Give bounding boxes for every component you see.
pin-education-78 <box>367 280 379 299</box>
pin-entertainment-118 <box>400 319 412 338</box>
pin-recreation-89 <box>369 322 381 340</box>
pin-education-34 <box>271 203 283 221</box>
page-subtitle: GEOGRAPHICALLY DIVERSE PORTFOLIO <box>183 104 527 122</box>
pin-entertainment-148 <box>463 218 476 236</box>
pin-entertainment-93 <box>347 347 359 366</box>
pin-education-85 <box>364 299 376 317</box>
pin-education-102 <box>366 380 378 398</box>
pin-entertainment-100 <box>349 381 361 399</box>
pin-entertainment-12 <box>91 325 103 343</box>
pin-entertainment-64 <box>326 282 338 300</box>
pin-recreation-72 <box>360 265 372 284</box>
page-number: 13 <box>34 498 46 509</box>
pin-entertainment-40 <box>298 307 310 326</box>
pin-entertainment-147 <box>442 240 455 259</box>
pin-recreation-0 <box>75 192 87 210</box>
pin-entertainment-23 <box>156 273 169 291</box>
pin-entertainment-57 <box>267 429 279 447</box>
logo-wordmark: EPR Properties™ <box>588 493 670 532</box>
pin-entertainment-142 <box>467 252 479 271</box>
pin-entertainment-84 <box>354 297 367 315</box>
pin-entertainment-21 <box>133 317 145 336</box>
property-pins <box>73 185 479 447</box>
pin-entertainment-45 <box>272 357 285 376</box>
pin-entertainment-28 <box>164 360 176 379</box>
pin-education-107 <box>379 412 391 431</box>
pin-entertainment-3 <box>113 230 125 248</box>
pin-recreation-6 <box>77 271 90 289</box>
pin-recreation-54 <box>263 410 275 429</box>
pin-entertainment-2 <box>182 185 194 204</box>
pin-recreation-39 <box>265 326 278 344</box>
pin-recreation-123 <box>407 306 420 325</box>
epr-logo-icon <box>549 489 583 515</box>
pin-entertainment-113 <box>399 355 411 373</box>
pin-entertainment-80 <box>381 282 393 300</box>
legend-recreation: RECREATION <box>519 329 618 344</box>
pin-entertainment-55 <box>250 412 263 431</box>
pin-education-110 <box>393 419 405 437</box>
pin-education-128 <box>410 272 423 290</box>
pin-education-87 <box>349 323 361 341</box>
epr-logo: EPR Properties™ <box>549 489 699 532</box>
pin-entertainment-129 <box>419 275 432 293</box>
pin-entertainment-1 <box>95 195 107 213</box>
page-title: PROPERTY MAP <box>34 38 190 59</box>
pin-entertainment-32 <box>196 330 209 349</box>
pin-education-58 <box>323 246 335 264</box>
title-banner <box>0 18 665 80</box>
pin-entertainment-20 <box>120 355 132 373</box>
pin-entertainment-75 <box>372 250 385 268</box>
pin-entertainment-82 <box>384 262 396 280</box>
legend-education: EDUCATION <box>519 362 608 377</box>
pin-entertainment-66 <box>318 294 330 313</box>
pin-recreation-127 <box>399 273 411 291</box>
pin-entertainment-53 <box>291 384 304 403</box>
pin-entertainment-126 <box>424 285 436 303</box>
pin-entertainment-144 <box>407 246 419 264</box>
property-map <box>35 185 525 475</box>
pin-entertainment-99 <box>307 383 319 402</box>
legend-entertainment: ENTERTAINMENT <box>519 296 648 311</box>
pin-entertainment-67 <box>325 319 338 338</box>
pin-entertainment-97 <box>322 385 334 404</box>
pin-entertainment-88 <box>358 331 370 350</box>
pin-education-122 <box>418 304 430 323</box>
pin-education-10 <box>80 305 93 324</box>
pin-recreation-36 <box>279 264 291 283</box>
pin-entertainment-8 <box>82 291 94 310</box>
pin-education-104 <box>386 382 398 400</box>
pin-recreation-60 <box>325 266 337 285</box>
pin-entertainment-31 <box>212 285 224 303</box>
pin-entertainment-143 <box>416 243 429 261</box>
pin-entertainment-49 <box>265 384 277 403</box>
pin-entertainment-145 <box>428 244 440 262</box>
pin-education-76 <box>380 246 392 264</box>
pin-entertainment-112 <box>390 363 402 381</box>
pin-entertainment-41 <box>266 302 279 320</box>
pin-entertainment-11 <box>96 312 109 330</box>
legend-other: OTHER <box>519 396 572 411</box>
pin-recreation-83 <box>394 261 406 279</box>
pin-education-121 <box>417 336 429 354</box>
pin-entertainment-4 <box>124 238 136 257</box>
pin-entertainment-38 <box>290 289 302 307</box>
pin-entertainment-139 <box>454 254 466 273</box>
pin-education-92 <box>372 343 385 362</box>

Task description => Reproduce all of the rows above, line for line, without changing anything.

Answer to the task =>
Give bounding boxes for every component you see.
pin-education-78 <box>367 280 379 299</box>
pin-entertainment-118 <box>400 319 412 338</box>
pin-recreation-89 <box>369 322 381 340</box>
pin-education-34 <box>271 203 283 221</box>
page-subtitle: GEOGRAPHICALLY DIVERSE PORTFOLIO <box>183 104 527 122</box>
pin-entertainment-148 <box>463 218 476 236</box>
pin-entertainment-93 <box>347 347 359 366</box>
pin-education-85 <box>364 299 376 317</box>
pin-education-102 <box>366 380 378 398</box>
pin-entertainment-100 <box>349 381 361 399</box>
pin-entertainment-12 <box>91 325 103 343</box>
pin-entertainment-64 <box>326 282 338 300</box>
pin-recreation-72 <box>360 265 372 284</box>
page-number: 13 <box>34 498 46 509</box>
pin-entertainment-40 <box>298 307 310 326</box>
pin-entertainment-147 <box>442 240 455 259</box>
pin-recreation-0 <box>75 192 87 210</box>
pin-entertainment-23 <box>156 273 169 291</box>
pin-entertainment-57 <box>267 429 279 447</box>
logo-wordmark: EPR Properties™ <box>588 493 670 532</box>
pin-entertainment-142 <box>467 252 479 271</box>
pin-entertainment-84 <box>354 297 367 315</box>
pin-entertainment-21 <box>133 317 145 336</box>
property-pins <box>73 185 479 447</box>
pin-entertainment-45 <box>272 357 285 376</box>
pin-entertainment-28 <box>164 360 176 379</box>
pin-education-107 <box>379 412 391 431</box>
pin-entertainment-3 <box>113 230 125 248</box>
pin-recreation-6 <box>77 271 90 289</box>
pin-recreation-54 <box>263 410 275 429</box>
pin-entertainment-2 <box>182 185 194 204</box>
pin-recreation-39 <box>265 326 278 344</box>
pin-recreation-123 <box>407 306 420 325</box>
epr-logo-icon <box>549 489 583 515</box>
pin-entertainment-113 <box>399 355 411 373</box>
pin-entertainment-80 <box>381 282 393 300</box>
legend-recreation: RECREATION <box>519 329 618 344</box>
pin-entertainment-55 <box>250 412 263 431</box>
pin-education-110 <box>393 419 405 437</box>
pin-education-128 <box>410 272 423 290</box>
pin-education-87 <box>349 323 361 341</box>
epr-logo: EPR Properties™ <box>549 489 699 532</box>
pin-entertainment-129 <box>419 275 432 293</box>
pin-entertainment-1 <box>95 195 107 213</box>
page-title: PROPERTY MAP <box>34 38 190 59</box>
pin-entertainment-32 <box>196 330 209 349</box>
pin-education-58 <box>323 246 335 264</box>
title-banner <box>0 18 665 80</box>
pin-entertainment-20 <box>120 355 132 373</box>
pin-entertainment-75 <box>372 250 385 268</box>
pin-entertainment-82 <box>384 262 396 280</box>
legend-education: EDUCATION <box>519 362 608 377</box>
pin-entertainment-66 <box>318 294 330 313</box>
pin-recreation-127 <box>399 273 411 291</box>
pin-entertainment-53 <box>291 384 304 403</box>
pin-entertainment-126 <box>424 285 436 303</box>
pin-entertainment-144 <box>407 246 419 264</box>
property-map <box>35 185 525 475</box>
pin-entertainment-99 <box>307 383 319 402</box>
legend-entertainment: ENTERTAINMENT <box>519 296 648 311</box>
pin-entertainment-67 <box>325 319 338 338</box>
pin-entertainment-97 <box>322 385 334 404</box>
pin-entertainment-88 <box>358 331 370 350</box>
pin-education-122 <box>418 304 430 323</box>
pin-education-10 <box>80 305 93 324</box>
pin-recreation-36 <box>279 264 291 283</box>
pin-entertainment-8 <box>82 291 94 310</box>
pin-education-104 <box>386 382 398 400</box>
pin-recreation-60 <box>325 266 337 285</box>
pin-entertainment-31 <box>212 285 224 303</box>
pin-entertainment-143 <box>416 243 429 261</box>
pin-entertainment-49 <box>265 384 277 403</box>
pin-entertainment-145 <box>428 244 440 262</box>
pin-education-76 <box>380 246 392 264</box>
pin-entertainment-112 <box>390 363 402 381</box>
pin-entertainment-41 <box>266 302 279 320</box>
pin-entertainment-11 <box>96 312 109 330</box>
legend-other: OTHER <box>519 396 572 411</box>
pin-recreation-83 <box>394 261 406 279</box>
pin-education-121 <box>417 336 429 354</box>
pin-entertainment-4 <box>124 238 136 257</box>
pin-entertainment-38 <box>290 289 302 307</box>
pin-entertainment-139 <box>454 254 466 273</box>
pin-education-92 <box>372 343 385 362</box>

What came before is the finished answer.